Skip the pictures. Transcribe the rest of the data below without changing a word.

Entries of transcribed document text
[Start of section]

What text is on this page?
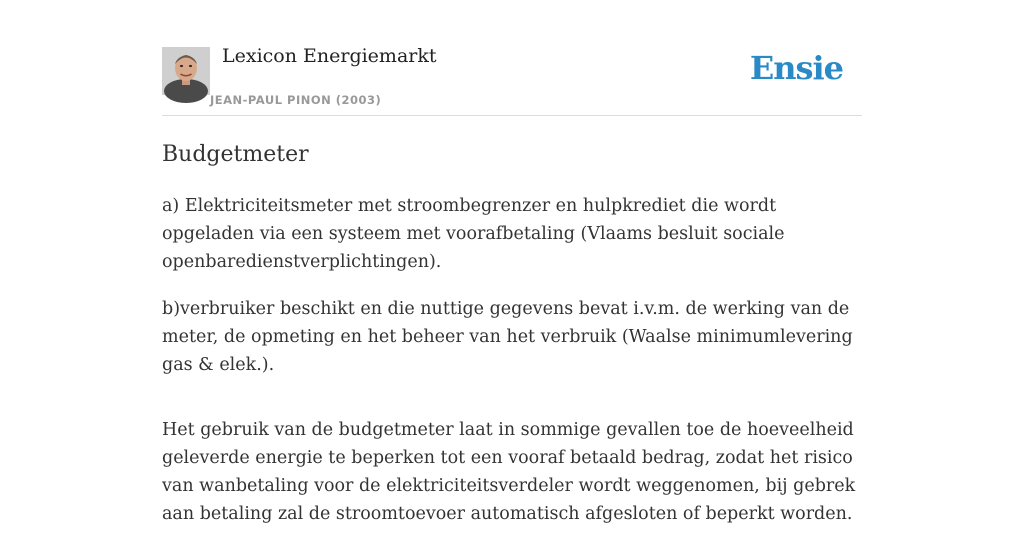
Lexicon Energiemarkt
JEAN-PAUL PINON (2003)
Ensie
Budgetmeter

a) Elektriciteitsmeter met stroombegrenzer en hulpkrediet die wordt opgeladen via een systeem met voorafbetaling (Vlaams besluit sociale openbaredienstverplichtingen).

b)verbruiker beschikt en die nuttige gegevens bevat i.v.m. de werking van de meter, de opmeting en het beheer van het verbruik (Waalse minimumlevering gas & elek.).

Het gebruik van de budgetmeter laat in sommige gevallen toe de hoeveelheid geleverde energie te beperken tot een vooraf betaald bedrag, zodat het risico van wanbetaling voor de elektriciteitsverdeler wordt weggenomen, bij gebrek aan betaling zal de stroomtoevoer automatisch afgesloten of beperkt worden.
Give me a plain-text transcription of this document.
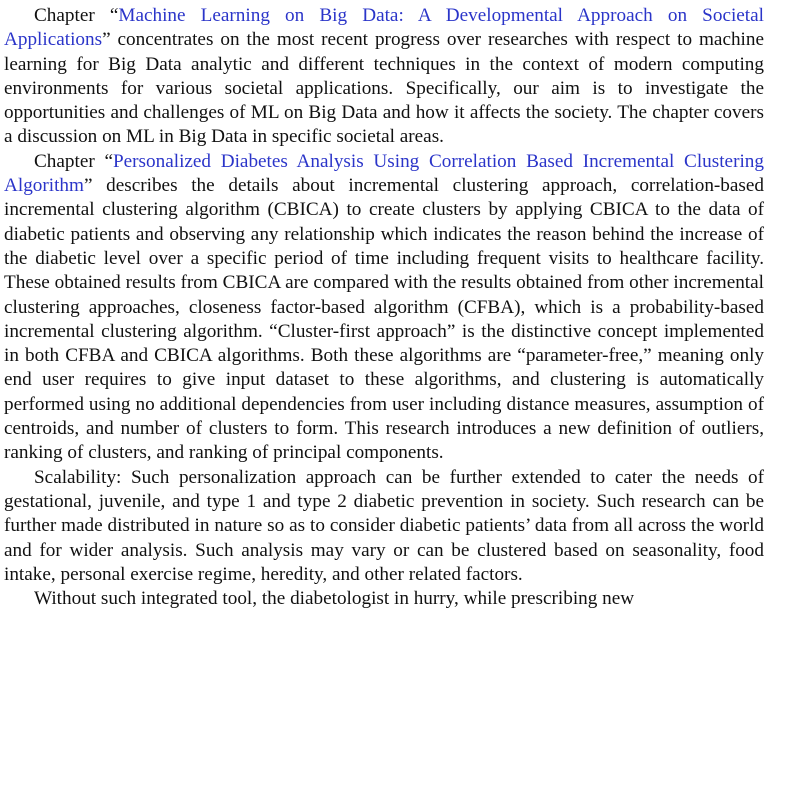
Chapter “Machine Learning on Big Data: A Developmental Approach on Societal Applications” concentrates on the most recent progress over researches with respect to machine learning for Big Data analytic and different techniques in the context of modern computing environments for various societal applications. Specifically, our aim is to investigate the opportunities and challenges of ML on Big Data and how it affects the society. The chapter covers a discussion on ML in Big Data in specific societal areas.

Chapter “Personalized Diabetes Analysis Using Correlation Based Incremental Clustering Algorithm” describes the details about incremental clustering approach, correlation-based incremental clustering algorithm (CBICA) to create clusters by applying CBICA to the data of diabetic patients and observing any relationship which indicates the reason behind the increase of the diabetic level over a specific period of time including frequent visits to healthcare facility. These obtained results from CBICA are compared with the results obtained from other incremental clustering approaches, closeness factor-based algorithm (CFBA), which is a probability-based incremental clustering algorithm. “Cluster-first approach” is the distinctive concept implemented in both CFBA and CBICA algorithms. Both these algorithms are “parameter-free,” meaning only end user requires to give input dataset to these algorithms, and clustering is automatically performed using no additional dependencies from user including distance measures, assumption of centroids, and number of clusters to form. This research introduces a new definition of outliers, ranking of clusters, and ranking of principal components.

Scalability: Such personalization approach can be further extended to cater the needs of gestational, juvenile, and type 1 and type 2 diabetic prevention in society. Such research can be further made distributed in nature so as to consider diabetic patients’ data from all across the world and for wider analysis. Such analysis may vary or can be clustered based on seasonality, food intake, personal exercise regime, heredity, and other related factors.

Without such integrated tool, the diabetologist in hurry, while prescribing new
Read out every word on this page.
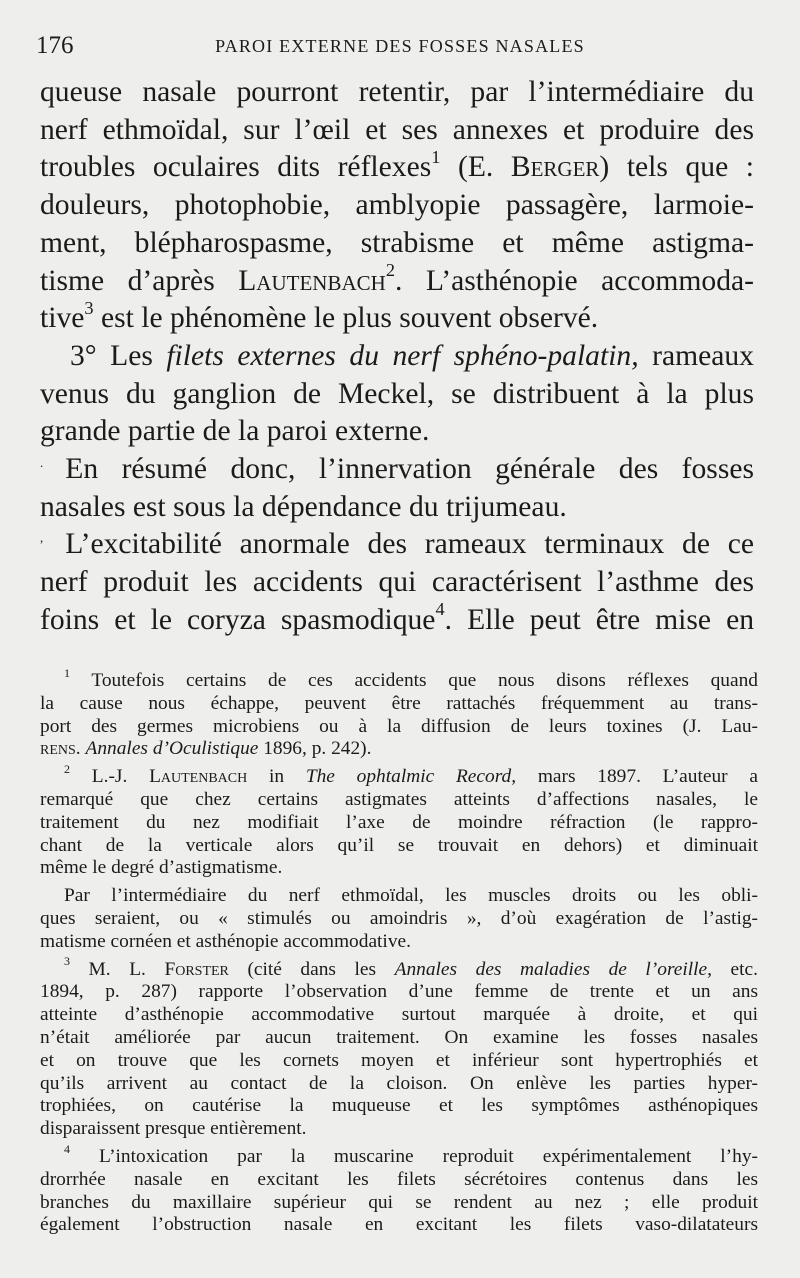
176	PAROI EXTERNE DES FOSSES NASALES
queuse nasale pourront retentir, par l’intermédiaire du
nerf ethmoïdal, sur l’œil et ses annexes et produire des
troubles oculaires dits réflexes$^1$ (E. Berger) tels que :
douleurs, photophobie, amblyopie passagère, larmoie-
ment, blépharospasme, strabisme et même astigma-
tisme d’après Lautenbach$^2$. L’asthénopie accommoda-
tive$^3$ est le phénomène le plus souvent observé.
3° Les filets externes du nerf sphéno-palatin, rameaux
venus du ganglion de Meckel, se distribuent à la plus
grande partie de la paroi externe.
. En résumé donc, l’innervation générale des fosses
nasales est sous la dépendance du trijumeau.
, L’excitabilité anormale des rameaux terminaux de ce
nerf produit les accidents qui caractérisent l’asthme des
foins et le coryza spasmodique$^4$. Elle peut être mise en
$^1$ Toutefois certains de ces accidents que nous disons réflexes quand
la cause nous échappe, peuvent être rattachés fréquemment au trans-
port des germes microbiens ou à la diffusion de leurs toxines (J. Lau-
rens. Annales d’Oculistique 1896, p. 242).
$^2$ L.-J. Lautenbach in The ophtalmic Record, mars 1897. L’auteur a
remarqué que chez certains astigmates atteints d’affections nasales, le
traitement du nez modifiait l’axe de moindre réfraction (le rappro-
chant de la verticale alors qu’il se trouvait en dehors) et diminuait
même le degré d’astigmatisme.
Par l’intermédiaire du nerf ethmoïdal, les muscles droits ou les obli-
ques seraient, ou « stimulés ou amoindris », d’où exagération de l’astig-
matisme cornéen et asthénopie accommodative.
$^3$ M. L. Forster (cité dans les Annales des maladies de l’oreille, etc.
1894, p. 287) rapporte l’observation d’une femme de trente et un ans
atteinte d’asthénopie accommodative surtout marquée à droite, et qui
n’était améliorée par aucun traitement. On examine les fosses nasales
et on trouve que les cornets moyen et inférieur sont hypertrophiés et
qu’ils arrivent au contact de la cloison. On enlève les parties hyper-
trophiées, on cautérise la muqueuse et les symptômes asthénopiques
disparaissent presque entièrement.
$^4$ L’intoxication par la muscarine reproduit expérimentalement l’hy-
drorrhée nasale en excitant les filets sécrétoires contenus dans les
branches du maxillaire supérieur qui se rendent au nez ; elle produit
également l’obstruction nasale en excitant les filets vaso-dilatateurs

[End of section]

# Result below
What text is on this page?
Lexicon Energiemarkt
JEAN-PAUL PINON (2003)
Ensie
Budgetmeter

a) Elektriciteitsmeter met stroombegrenzer en hulpkrediet die wordt opgeladen via een systeem met voorafbetaling (Vlaams besluit sociale openbaredienstverplichtingen).

b)verbruiker beschikt en die nuttige gegevens bevat i.v.m. de werking van de meter, de opmeting en het beheer van het verbruik (Waalse minimumlevering gas & elek.).

Het gebruik van de budgetmeter laat in sommige gevallen toe de hoeveelheid geleverde energie te beperken tot een vooraf betaald bedrag, zodat het risico van wanbetaling voor de elektriciteitsverdeler wordt weggenomen, bij gebrek aan betaling zal de stroomtoevoer automatisch afgesloten of beperkt worden.
Give me a plain-text transcription of this document.
Chapter “Machine Learning on Big Data: A Developmental Approach on Societal Applications” concentrates on the most recent progress over researches with respect to machine learning for Big Data analytic and different techniques in the context of modern computing environments for various societal applications. Specifically, our aim is to investigate the opportunities and challenges of ML on Big Data and how it affects the society. The chapter covers a discussion on ML in Big Data in specific societal areas.

Chapter “Personalized Diabetes Analysis Using Correlation Based Incremental Clustering Algorithm” describes the details about incremental clustering approach, correlation-based incremental clustering algorithm (CBICA) to create clusters by applying CBICA to the data of diabetic patients and observing any relationship which indicates the reason behind the increase of the diabetic level over a specific period of time including frequent visits to healthcare facility. These obtained results from CBICA are compared with the results obtained from other incremental clustering approaches, closeness factor-based algorithm (CFBA), which is a probability-based incremental clustering algorithm. “Cluster-first approach” is the distinctive concept implemented in both CFBA and CBICA algorithms. Both these algorithms are “parameter-free,” meaning only end user requires to give input dataset to these algorithms, and clustering is automatically performed using no additional dependencies from user including distance measures, assumption of centroids, and number of clusters to form. This research introduces a new definition of outliers, ranking of clusters, and ranking of principal components.

Scalability: Such personalization approach can be further extended to cater the needs of gestational, juvenile, and type 1 and type 2 diabetic prevention in society. Such research can be further made distributed in nature so as to consider diabetic patients’ data from all across the world and for wider analysis. Such analysis may vary or can be clustered based on seasonality, food intake, personal exercise regime, heredity, and other related factors.

Without such integrated tool, the diabetologist in hurry, while prescribing new
Read out every word on this page.
176	PAROI EXTERNE DES FOSSES NASALES
queuse nasale pourront retentir, par l’intermédiaire du
nerf ethmoïdal, sur l’œil et ses annexes et produire des
troubles oculaires dits réflexes$^1$ (E. Berger) tels que :
douleurs, photophobie, amblyopie passagère, larmoie-
ment, blépharospasme, strabisme et même astigma-
tisme d’après Lautenbach$^2$. L’asthénopie accommoda-
tive$^3$ est le phénomène le plus souvent observé.
3° Les filets externes du nerf sphéno-palatin, rameaux
venus du ganglion de Meckel, se distribuent à la plus
grande partie de la paroi externe.
. En résumé donc, l’innervation générale des fosses
nasales est sous la dépendance du trijumeau.
, L’excitabilité anormale des rameaux terminaux de ce
nerf produit les accidents qui caractérisent l’asthme des
foins et le coryza spasmodique$^4$. Elle peut être mise en
$^1$ Toutefois certains de ces accidents que nous disons réflexes quand
la cause nous échappe, peuvent être rattachés fréquemment au trans-
port des germes microbiens ou à la diffusion de leurs toxines (J. Lau-
rens. Annales d’Oculistique 1896, p. 242).
$^2$ L.-J. Lautenbach in The ophtalmic Record, mars 1897. L’auteur a
remarqué que chez certains astigmates atteints d’affections nasales, le
traitement du nez modifiait l’axe de moindre réfraction (le rappro-
chant de la verticale alors qu’il se trouvait en dehors) et diminuait
même le degré d’astigmatisme.
Par l’intermédiaire du nerf ethmoïdal, les muscles droits ou les obli-
ques seraient, ou « stimulés ou amoindris », d’où exagération de l’astig-
matisme cornéen et asthénopie accommodative.
$^3$ M. L. Forster (cité dans les Annales des maladies de l’oreille, etc.
1894, p. 287) rapporte l’observation d’une femme de trente et un ans
atteinte d’asthénopie accommodative surtout marquée à droite, et qui
n’était améliorée par aucun traitement. On examine les fosses nasales
et on trouve que les cornets moyen et inférieur sont hypertrophiés et
qu’ils arrivent au contact de la cloison. On enlève les parties hyper-
trophiées, on cautérise la muqueuse et les symptômes asthénopiques
disparaissent presque entièrement.
$^4$ L’intoxication par la muscarine reproduit expérimentalement l’hy-
drorrhée nasale en excitant les filets sécrétoires contenus dans les
branches du maxillaire supérieur qui se rendent au nez ; elle produit
également l’obstruction nasale en excitant les filets vaso-dilatateurs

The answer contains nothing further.